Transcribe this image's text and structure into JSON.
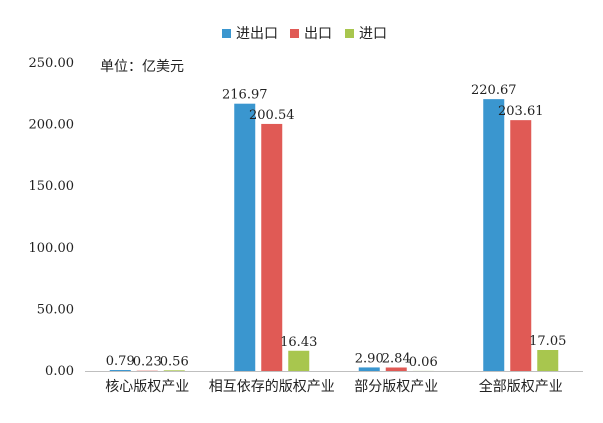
{
  "chart_data": {
    "type": "bar",
    "unit_note": "单位：亿美元",
    "categories": [
      "核心版权产业",
      "相互依存的版权产业",
      "部分版权产业",
      "全部版权产业"
    ],
    "series": [
      {
        "name": "进出口",
        "color": "#3a96cf",
        "values": [
          0.79,
          216.97,
          2.9,
          220.67
        ],
        "labels": [
          "0.79",
          "216.97",
          "2.90",
          "220.67"
        ]
      },
      {
        "name": "出口",
        "color": "#e05a55",
        "values": [
          0.23,
          200.54,
          2.84,
          203.61
        ],
        "labels": [
          "0.23",
          "200.54",
          "2.84",
          "203.61"
        ]
      },
      {
        "name": "进口",
        "color": "#a8c64e",
        "values": [
          0.56,
          16.43,
          0.06,
          17.05
        ],
        "labels": [
          "0.56",
          "16.43",
          "0.06",
          "17.05"
        ]
      }
    ],
    "yticks": [
      "0.00",
      "50.00",
      "100.00",
      "150.00",
      "200.00",
      "250.00"
    ],
    "ylim": [
      0,
      250
    ],
    "legend_position": "top-center",
    "grid": false
  }
}
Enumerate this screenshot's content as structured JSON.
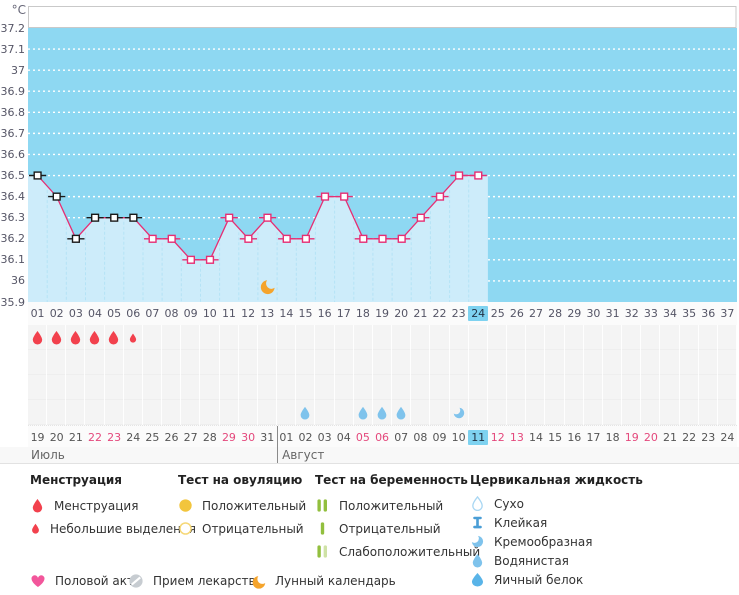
{
  "chart_data": {
    "type": "line",
    "unit_label": "°C",
    "ylim": [
      35.9,
      37.2
    ],
    "y_ticks": [
      "37.2",
      "37.1",
      "37",
      "36.9",
      "36.8",
      "36.7",
      "36.6",
      "36.5",
      "36.4",
      "36.3",
      "36.2",
      "36.1",
      "36",
      "35.9"
    ],
    "categories": [
      "01",
      "02",
      "03",
      "04",
      "05",
      "06",
      "07",
      "08",
      "09",
      "10",
      "11",
      "12",
      "13",
      "14",
      "15",
      "16",
      "17",
      "18",
      "19",
      "20",
      "21",
      "22",
      "23",
      "24",
      "25",
      "26",
      "27",
      "28",
      "29",
      "30",
      "31",
      "32",
      "33",
      "34",
      "35",
      "36",
      "37"
    ],
    "series": [
      {
        "name": "temperature",
        "values": [
          36.5,
          36.4,
          36.2,
          36.3,
          36.3,
          36.3,
          36.2,
          36.2,
          36.1,
          36.1,
          36.3,
          36.2,
          36.3,
          36.2,
          36.2,
          36.4,
          36.4,
          36.2,
          36.2,
          36.2,
          36.3,
          36.4,
          36.5,
          36.5,
          null,
          null,
          null,
          null,
          null,
          null,
          null,
          null,
          null,
          null,
          null,
          null,
          null
        ]
      }
    ],
    "current_cycle_day": "24",
    "black_marker_days": [
      "01",
      "02",
      "03",
      "04",
      "05",
      "06"
    ],
    "menstruation": [
      {
        "day": "01",
        "size": "large"
      },
      {
        "day": "02",
        "size": "large"
      },
      {
        "day": "03",
        "size": "large"
      },
      {
        "day": "04",
        "size": "large"
      },
      {
        "day": "05",
        "size": "large"
      },
      {
        "day": "06",
        "size": "small"
      }
    ],
    "cervical_fluid": [
      {
        "day": "15",
        "type": "водянистая"
      },
      {
        "day": "18",
        "type": "водянистая"
      },
      {
        "day": "19",
        "type": "водянистая"
      },
      {
        "day": "20",
        "type": "водянистая"
      },
      {
        "day": "23",
        "type": "кремообразная"
      }
    ],
    "lunar_event_day": "13",
    "grid": true,
    "legend_position": "bottom"
  },
  "calendar": {
    "months": [
      {
        "label": "Июль",
        "days": [
          {
            "label": "19"
          },
          {
            "label": "20"
          },
          {
            "label": "21"
          },
          {
            "label": "22",
            "weekend": true
          },
          {
            "label": "23",
            "weekend": true
          },
          {
            "label": "24"
          },
          {
            "label": "25"
          },
          {
            "label": "26"
          },
          {
            "label": "27"
          },
          {
            "label": "28"
          },
          {
            "label": "29",
            "weekend": true
          },
          {
            "label": "30",
            "weekend": true
          },
          {
            "label": "31"
          }
        ]
      },
      {
        "label": "Август",
        "days": [
          {
            "label": "01"
          },
          {
            "label": "02"
          },
          {
            "label": "03"
          },
          {
            "label": "04"
          },
          {
            "label": "05",
            "weekend": true
          },
          {
            "label": "06",
            "weekend": true
          },
          {
            "label": "07"
          },
          {
            "label": "08"
          },
          {
            "label": "09"
          },
          {
            "label": "10"
          },
          {
            "label": "11",
            "today": true
          },
          {
            "label": "12",
            "weekend": true
          },
          {
            "label": "13",
            "weekend": true
          },
          {
            "label": "14"
          },
          {
            "label": "15"
          },
          {
            "label": "16"
          },
          {
            "label": "17"
          },
          {
            "label": "18"
          },
          {
            "label": "19",
            "weekend": true
          },
          {
            "label": "20",
            "weekend": true
          },
          {
            "label": "21"
          },
          {
            "label": "22"
          },
          {
            "label": "23"
          },
          {
            "label": "24"
          }
        ]
      }
    ]
  },
  "legend": {
    "sections": [
      {
        "title": "Менструация",
        "items": [
          {
            "icon": "menstruation-drop",
            "label": "Менструация"
          },
          {
            "icon": "spotting-drop",
            "label": "Небольшие выделения"
          }
        ]
      },
      {
        "title": "Тест на овуляцию",
        "items": [
          {
            "icon": "ovulation-positive",
            "label": "Положительный"
          },
          {
            "icon": "ovulation-negative",
            "label": "Отрицательный"
          }
        ]
      },
      {
        "title": "Тест на беременность",
        "items": [
          {
            "icon": "pregnancy-positive",
            "label": "Положительный"
          },
          {
            "icon": "pregnancy-negative",
            "label": "Отрицательный"
          },
          {
            "icon": "pregnancy-weak-positive",
            "label": "Слабоположительный"
          }
        ]
      },
      {
        "title": "Цервикальная жидкость",
        "items": [
          {
            "icon": "fluid-dry",
            "label": "Сухо"
          },
          {
            "icon": "fluid-sticky",
            "label": "Клейкая"
          },
          {
            "icon": "fluid-creamy",
            "label": "Кремообразная"
          },
          {
            "icon": "fluid-watery",
            "label": "Водянистая"
          },
          {
            "icon": "fluid-eggwhite",
            "label": "Яичный белок"
          }
        ]
      }
    ],
    "extra_items": [
      {
        "icon": "intercourse-heart",
        "label": "Половой акт"
      },
      {
        "icon": "medication-pill",
        "label": "Прием лекарств"
      },
      {
        "icon": "lunar-moon",
        "label": "Лунный календарь"
      }
    ]
  },
  "colors": {
    "plot_background": "#8ed8f2",
    "area_fill": "#cdecfa",
    "temperature_line": "#e62e73",
    "black_marker": "#1a1a1a",
    "menstruation_red": "#f2414d",
    "cervical_blue": "#7fc3ec",
    "eggwhite_blue": "#59b4e8",
    "sticky_blue": "#4a9ed6",
    "dry_outline": "#a9d7f3",
    "today_highlight": "#7ed2f0",
    "weekend_date": "#e4487c",
    "ovulation_yellow": "#f2c53d",
    "ovulation_yellow_light": "#f6d878",
    "pregnancy_green": "#92bf3e",
    "pregnancy_green_pale": "#cfe2a6",
    "heart_pink": "#f2569b",
    "moon_orange": "#f5a42c",
    "pill_gray": "#c7ccd1"
  }
}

* [SHORT TASK]
Pictures in the data above should not be copied; transcribe everything else exactly.

* [EXPECTED OUTPUT]
Transcribe this image's text and structure into JSON.
{
  "chart_data": {
    "type": "bar",
    "unit_note": "单位：亿美元",
    "categories": [
      "核心版权产业",
      "相互依存的版权产业",
      "部分版权产业",
      "全部版权产业"
    ],
    "series": [
      {
        "name": "进出口",
        "color": "#3a96cf",
        "values": [
          0.79,
          216.97,
          2.9,
          220.67
        ],
        "labels": [
          "0.79",
          "216.97",
          "2.90",
          "220.67"
        ]
      },
      {
        "name": "出口",
        "color": "#e05a55",
        "values": [
          0.23,
          200.54,
          2.84,
          203.61
        ],
        "labels": [
          "0.23",
          "200.54",
          "2.84",
          "203.61"
        ]
      },
      {
        "name": "进口",
        "color": "#a8c64e",
        "values": [
          0.56,
          16.43,
          0.06,
          17.05
        ],
        "labels": [
          "0.56",
          "16.43",
          "0.06",
          "17.05"
        ]
      }
    ],
    "yticks": [
      "0.00",
      "50.00",
      "100.00",
      "150.00",
      "200.00",
      "250.00"
    ],
    "ylim": [
      0,
      250
    ],
    "legend_position": "top-center",
    "grid": false
  }
}
Enumerate this screenshot's content as structured JSON.
{
  "chart_data": {
    "type": "line",
    "unit_label": "°C",
    "ylim": [
      35.9,
      37.2
    ],
    "y_ticks": [
      "37.2",
      "37.1",
      "37",
      "36.9",
      "36.8",
      "36.7",
      "36.6",
      "36.5",
      "36.4",
      "36.3",
      "36.2",
      "36.1",
      "36",
      "35.9"
    ],
    "categories": [
      "01",
      "02",
      "03",
      "04",
      "05",
      "06",
      "07",
      "08",
      "09",
      "10",
      "11",
      "12",
      "13",
      "14",
      "15",
      "16",
      "17",
      "18",
      "19",
      "20",
      "21",
      "22",
      "23",
      "24",
      "25",
      "26",
      "27",
      "28",
      "29",
      "30",
      "31",
      "32",
      "33",
      "34",
      "35",
      "36",
      "37"
    ],
    "series": [
      {
        "name": "temperature",
        "values": [
          36.5,
          36.4,
          36.2,
          36.3,
          36.3,
          36.3,
          36.2,
          36.2,
          36.1,
          36.1,
          36.3,
          36.2,
          36.3,
          36.2,
          36.2,
          36.4,
          36.4,
          36.2,
          36.2,
          36.2,
          36.3,
          36.4,
          36.5,
          36.5,
          null,
          null,
          null,
          null,
          null,
          null,
          null,
          null,
          null,
          null,
          null,
          null,
          null
        ]
      }
    ],
    "current_cycle_day": "24",
    "black_marker_days": [
      "01",
      "02",
      "03",
      "04",
      "05",
      "06"
    ],
    "menstruation": [
      {
        "day": "01",
        "size": "large"
      },
      {
        "day": "02",
        "size": "large"
      },
      {
        "day": "03",
        "size": "large"
      },
      {
        "day": "04",
        "size": "large"
      },
      {
        "day": "05",
        "size": "large"
      },
      {
        "day": "06",
        "size": "small"
      }
    ],
    "cervical_fluid": [
      {
        "day": "15",
        "type": "водянистая"
      },
      {
        "day": "18",
        "type": "водянистая"
      },
      {
        "day": "19",
        "type": "водянистая"
      },
      {
        "day": "20",
        "type": "водянистая"
      },
      {
        "day": "23",
        "type": "кремообразная"
      }
    ],
    "lunar_event_day": "13",
    "grid": true,
    "legend_position": "bottom"
  },
  "calendar": {
    "months": [
      {
        "label": "Июль",
        "days": [
          {
            "label": "19"
          },
          {
            "label": "20"
          },
          {
            "label": "21"
          },
          {
            "label": "22",
            "weekend": true
          },
          {
            "label": "23",
            "weekend": true
          },
          {
            "label": "24"
          },
          {
            "label": "25"
          },
          {
            "label": "26"
          },
          {
            "label": "27"
          },
          {
            "label": "28"
          },
          {
            "label": "29",
            "weekend": true
          },
          {
            "label": "30",
            "weekend": true
          },
          {
            "label": "31"
          }
        ]
      },
      {
        "label": "Август",
        "days": [
          {
            "label": "01"
          },
          {
            "label": "02"
          },
          {
            "label": "03"
          },
          {
            "label": "04"
          },
          {
            "label": "05",
            "weekend": true
          },
          {
            "label": "06",
            "weekend": true
          },
          {
            "label": "07"
          },
          {
            "label": "08"
          },
          {
            "label": "09"
          },
          {
            "label": "10"
          },
          {
            "label": "11",
            "today": true
          },
          {
            "label": "12",
            "weekend": true
          },
          {
            "label": "13",
            "weekend": true
          },
          {
            "label": "14"
          },
          {
            "label": "15"
          },
          {
            "label": "16"
          },
          {
            "label": "17"
          },
          {
            "label": "18"
          },
          {
            "label": "19",
            "weekend": true
          },
          {
            "label": "20",
            "weekend": true
          },
          {
            "label": "21"
          },
          {
            "label": "22"
          },
          {
            "label": "23"
          },
          {
            "label": "24"
          }
        ]
      }
    ]
  },
  "legend": {
    "sections": [
      {
        "title": "Менструация",
        "items": [
          {
            "icon": "menstruation-drop",
            "label": "Менструация"
          },
          {
            "icon": "spotting-drop",
            "label": "Небольшие выделения"
          }
        ]
      },
      {
        "title": "Тест на овуляцию",
        "items": [
          {
            "icon": "ovulation-positive",
            "label": "Положительный"
          },
          {
            "icon": "ovulation-negative",
            "label": "Отрицательный"
          }
        ]
      },
      {
        "title": "Тест на беременность",
        "items": [
          {
            "icon": "pregnancy-positive",
            "label": "Положительный"
          },
          {
            "icon": "pregnancy-negative",
            "label": "Отрицательный"
          },
          {
            "icon": "pregnancy-weak-positive",
            "label": "Слабоположительный"
          }
        ]
      },
      {
        "title": "Цервикальная жидкость",
        "items": [
          {
            "icon": "fluid-dry",
            "label": "Сухо"
          },
          {
            "icon": "fluid-sticky",
            "label": "Клейкая"
          },
          {
            "icon": "fluid-creamy",
            "label": "Кремообразная"
          },
          {
            "icon": "fluid-watery",
            "label": "Водянистая"
          },
          {
            "icon": "fluid-eggwhite",
            "label": "Яичный белок"
          }
        ]
      }
    ],
    "extra_items": [
      {
        "icon": "intercourse-heart",
        "label": "Половой акт"
      },
      {
        "icon": "medication-pill",
        "label": "Прием лекарств"
      },
      {
        "icon": "lunar-moon",
        "label": "Лунный календарь"
      }
    ]
  },
  "colors": {
    "plot_background": "#8ed8f2",
    "area_fill": "#cdecfa",
    "temperature_line": "#e62e73",
    "black_marker": "#1a1a1a",
    "menstruation_red": "#f2414d",
    "cervical_blue": "#7fc3ec",
    "eggwhite_blue": "#59b4e8",
    "sticky_blue": "#4a9ed6",
    "dry_outline": "#a9d7f3",
    "today_highlight": "#7ed2f0",
    "weekend_date": "#e4487c",
    "ovulation_yellow": "#f2c53d",
    "ovulation_yellow_light": "#f6d878",
    "pregnancy_green": "#92bf3e",
    "pregnancy_green_pale": "#cfe2a6",
    "heart_pink": "#f2569b",
    "moon_orange": "#f5a42c",
    "pill_gray": "#c7ccd1"
  }
}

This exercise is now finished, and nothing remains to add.